▶ Source data
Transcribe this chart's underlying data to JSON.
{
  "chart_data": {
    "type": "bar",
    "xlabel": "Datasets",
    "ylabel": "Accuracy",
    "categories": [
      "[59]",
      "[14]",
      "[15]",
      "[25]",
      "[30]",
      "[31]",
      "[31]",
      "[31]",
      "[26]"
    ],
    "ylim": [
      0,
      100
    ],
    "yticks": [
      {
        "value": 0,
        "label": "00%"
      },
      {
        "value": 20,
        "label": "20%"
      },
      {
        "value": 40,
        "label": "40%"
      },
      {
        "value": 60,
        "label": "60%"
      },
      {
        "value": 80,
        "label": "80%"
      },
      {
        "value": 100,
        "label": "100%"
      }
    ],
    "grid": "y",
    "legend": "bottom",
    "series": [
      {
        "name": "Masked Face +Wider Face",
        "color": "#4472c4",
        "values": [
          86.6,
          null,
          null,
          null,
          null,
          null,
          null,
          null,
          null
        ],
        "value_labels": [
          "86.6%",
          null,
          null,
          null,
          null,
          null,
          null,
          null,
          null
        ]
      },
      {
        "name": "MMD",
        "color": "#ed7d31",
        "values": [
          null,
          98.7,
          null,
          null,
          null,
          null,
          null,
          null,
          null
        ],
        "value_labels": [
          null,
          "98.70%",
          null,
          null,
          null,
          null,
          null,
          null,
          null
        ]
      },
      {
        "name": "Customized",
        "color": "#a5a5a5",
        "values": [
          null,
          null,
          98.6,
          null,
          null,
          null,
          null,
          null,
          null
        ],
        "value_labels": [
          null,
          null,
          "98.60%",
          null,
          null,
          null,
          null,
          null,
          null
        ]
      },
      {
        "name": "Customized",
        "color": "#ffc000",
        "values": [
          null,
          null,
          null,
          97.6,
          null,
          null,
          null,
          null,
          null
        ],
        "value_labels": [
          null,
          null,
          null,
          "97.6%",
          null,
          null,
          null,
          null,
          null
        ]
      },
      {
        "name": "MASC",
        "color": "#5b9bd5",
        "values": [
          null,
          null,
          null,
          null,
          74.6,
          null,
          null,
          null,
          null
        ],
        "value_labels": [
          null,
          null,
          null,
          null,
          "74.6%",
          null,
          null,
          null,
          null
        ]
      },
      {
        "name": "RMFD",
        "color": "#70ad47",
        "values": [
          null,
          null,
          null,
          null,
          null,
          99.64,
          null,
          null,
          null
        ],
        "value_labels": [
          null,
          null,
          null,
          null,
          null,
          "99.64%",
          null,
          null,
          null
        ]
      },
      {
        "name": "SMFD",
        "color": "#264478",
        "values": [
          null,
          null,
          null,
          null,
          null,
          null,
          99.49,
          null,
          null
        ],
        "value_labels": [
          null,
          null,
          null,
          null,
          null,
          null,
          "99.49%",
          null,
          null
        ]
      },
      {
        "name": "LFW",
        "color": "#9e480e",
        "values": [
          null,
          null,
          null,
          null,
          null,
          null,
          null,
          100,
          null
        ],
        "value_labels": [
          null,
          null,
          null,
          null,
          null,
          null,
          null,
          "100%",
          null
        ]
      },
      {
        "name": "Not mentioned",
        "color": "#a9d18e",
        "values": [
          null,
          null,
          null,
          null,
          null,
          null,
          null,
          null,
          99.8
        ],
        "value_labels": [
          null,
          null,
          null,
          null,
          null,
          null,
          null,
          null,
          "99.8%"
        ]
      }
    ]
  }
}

▶ Task description
Which lines contain the word "color"? Copy each one.

▶ Full output
        "color": "#4472c4",
        "color": "#ed7d31",
        "color": "#a5a5a5",
        "color": "#ffc000",
        "color": "#5b9bd5",
        "color": "#70ad47",
        "color": "#264478",
        "color": "#9e480e",
        "color": "#a9d18e",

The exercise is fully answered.